Given task: Can you transcribe the data exactly? Leave the pictures out.

Given data:
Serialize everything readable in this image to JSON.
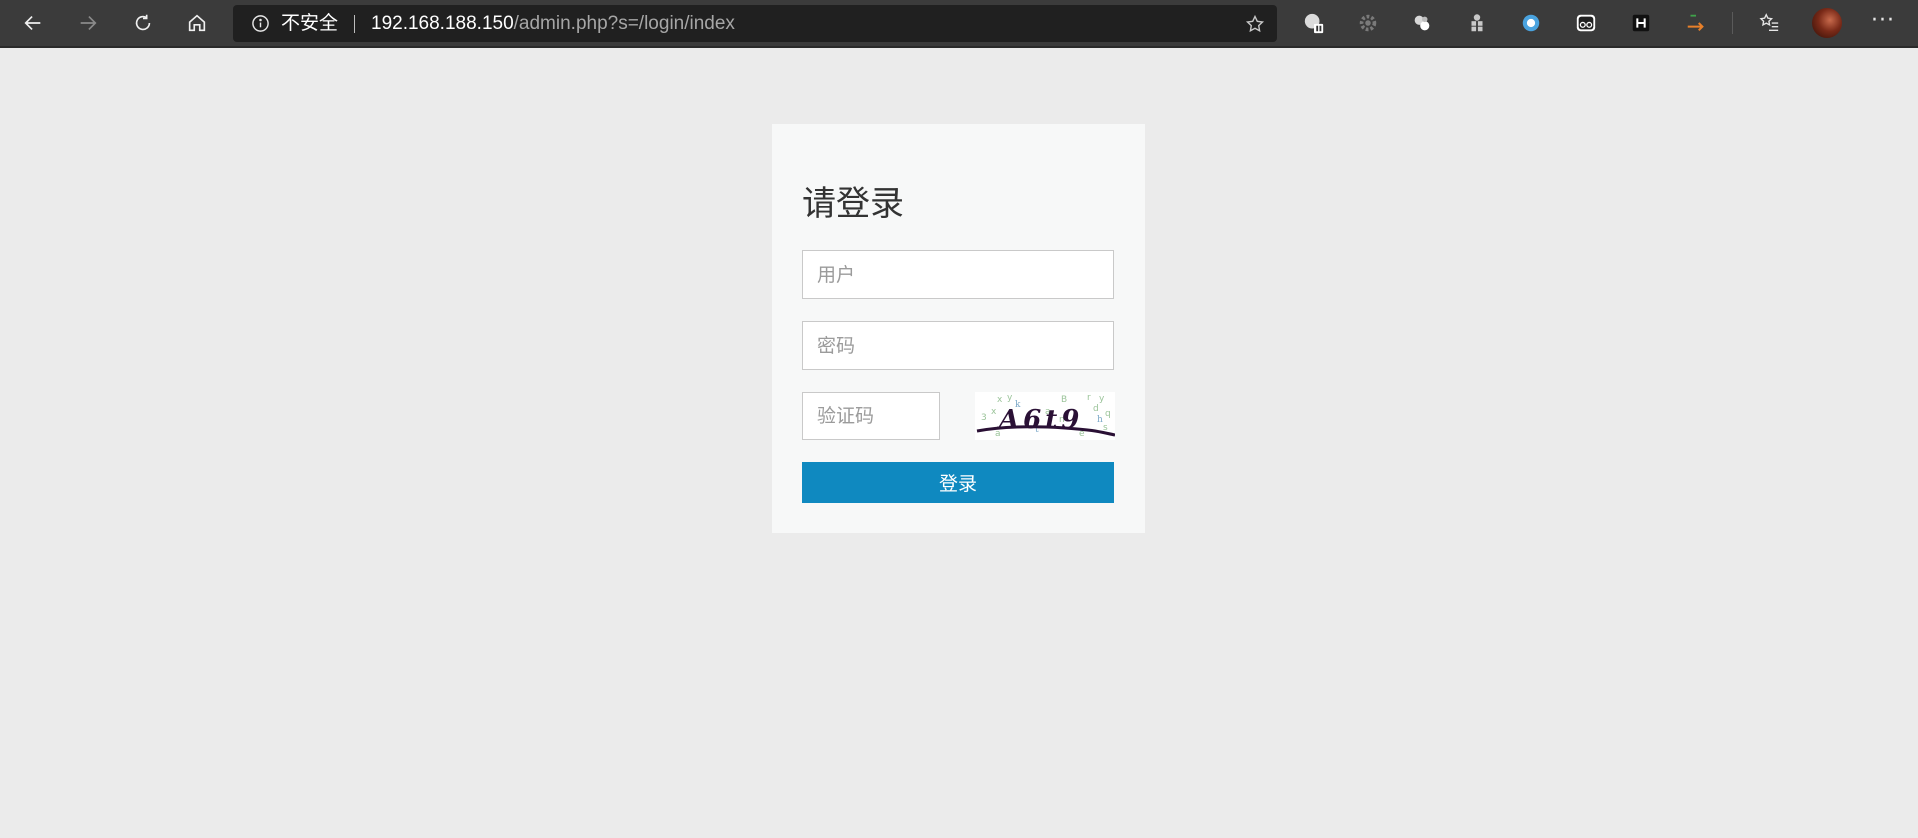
{
  "browser": {
    "address_bar": {
      "security_label": "不安全",
      "url_host": "192.168.188.150",
      "url_path": "/admin.php?s=/login/index"
    },
    "extensions": [
      "camera-pause-icon",
      "gear-icon",
      "bubbles-icon",
      "puzzle-icon",
      "ring-icon",
      "glasses-icon",
      "h-badge-icon",
      "arrow-icon"
    ]
  },
  "login": {
    "title": "请登录",
    "username_placeholder": "用户",
    "password_placeholder": "密码",
    "captcha_placeholder": "验证码",
    "captcha_text": "A6t9",
    "submit_label": "登录"
  },
  "colors": {
    "page_background": "#ebebeb",
    "card_background": "#f7f8f8",
    "button_background": "#0f89c0",
    "browser_toolbar": "#3b3b3b"
  }
}
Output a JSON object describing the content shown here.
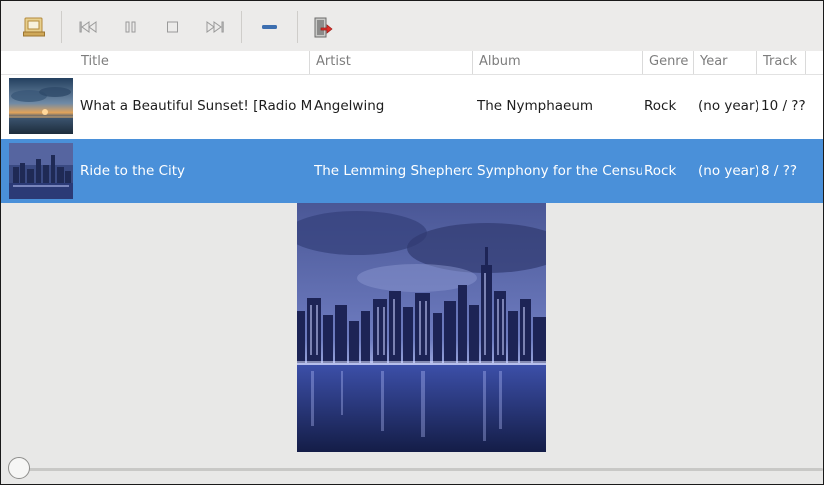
{
  "toolbar": {
    "buttons": [
      {
        "icon": "playlist-icon"
      },
      {
        "icon": "previous-track-icon"
      },
      {
        "icon": "pause-icon"
      },
      {
        "icon": "stop-icon"
      },
      {
        "icon": "next-track-icon"
      },
      {
        "icon": "volume-icon"
      },
      {
        "icon": "exit-icon"
      }
    ]
  },
  "table": {
    "columns": [
      "Title",
      "Artist",
      "Album",
      "Genre",
      "Year",
      "Track"
    ],
    "rows": [
      {
        "title": "What a Beautiful Sunset! [Radio Mix]",
        "artist": "Angelwing",
        "album": "The Nymphaeum",
        "genre": "Rock",
        "year": "(no year)",
        "track": "10 / ??",
        "selected": false,
        "thumbnail": "sunset-thumbnail"
      },
      {
        "title": "Ride to the City",
        "artist": "The Lemming Shepherds",
        "album": "Symphony for the Census",
        "genre": "Rock",
        "year": "(no year)",
        "track": "8 / ??",
        "selected": true,
        "thumbnail": "city-thumbnail"
      }
    ]
  },
  "artwork": {
    "subject": "city-skyline-at-night"
  },
  "progress": {
    "value": 0
  },
  "colors": {
    "selection": "#4a90d9",
    "toolbar_bg": "#ecebea",
    "window_bg": "#e8e8e7"
  }
}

Result of this exercise:
Serialize everything readable in this image to JSON.
{
  "browser": {
    "address_bar": {
      "security_label": "不安全",
      "url_host": "192.168.188.150",
      "url_path": "/admin.php?s=/login/index"
    },
    "extensions": [
      "camera-pause-icon",
      "gear-icon",
      "bubbles-icon",
      "puzzle-icon",
      "ring-icon",
      "glasses-icon",
      "h-badge-icon",
      "arrow-icon"
    ]
  },
  "login": {
    "title": "请登录",
    "username_placeholder": "用户",
    "password_placeholder": "密码",
    "captcha_placeholder": "验证码",
    "captcha_text": "A6t9",
    "submit_label": "登录"
  },
  "colors": {
    "page_background": "#ebebeb",
    "card_background": "#f7f8f8",
    "button_background": "#0f89c0",
    "browser_toolbar": "#3b3b3b"
  }
}
Output a JSON object describing the content shown here.
{
  "toolbar": {
    "buttons": [
      {
        "icon": "playlist-icon"
      },
      {
        "icon": "previous-track-icon"
      },
      {
        "icon": "pause-icon"
      },
      {
        "icon": "stop-icon"
      },
      {
        "icon": "next-track-icon"
      },
      {
        "icon": "volume-icon"
      },
      {
        "icon": "exit-icon"
      }
    ]
  },
  "table": {
    "columns": [
      "Title",
      "Artist",
      "Album",
      "Genre",
      "Year",
      "Track"
    ],
    "rows": [
      {
        "title": "What a Beautiful Sunset! [Radio Mix]",
        "artist": "Angelwing",
        "album": "The Nymphaeum",
        "genre": "Rock",
        "year": "(no year)",
        "track": "10 / ??",
        "selected": false,
        "thumbnail": "sunset-thumbnail"
      },
      {
        "title": "Ride to the City",
        "artist": "The Lemming Shepherds",
        "album": "Symphony for the Census",
        "genre": "Rock",
        "year": "(no year)",
        "track": "8 / ??",
        "selected": true,
        "thumbnail": "city-thumbnail"
      }
    ]
  },
  "artwork": {
    "subject": "city-skyline-at-night"
  },
  "progress": {
    "value": 0
  },
  "colors": {
    "selection": "#4a90d9",
    "toolbar_bg": "#ecebea",
    "window_bg": "#e8e8e7"
  }
}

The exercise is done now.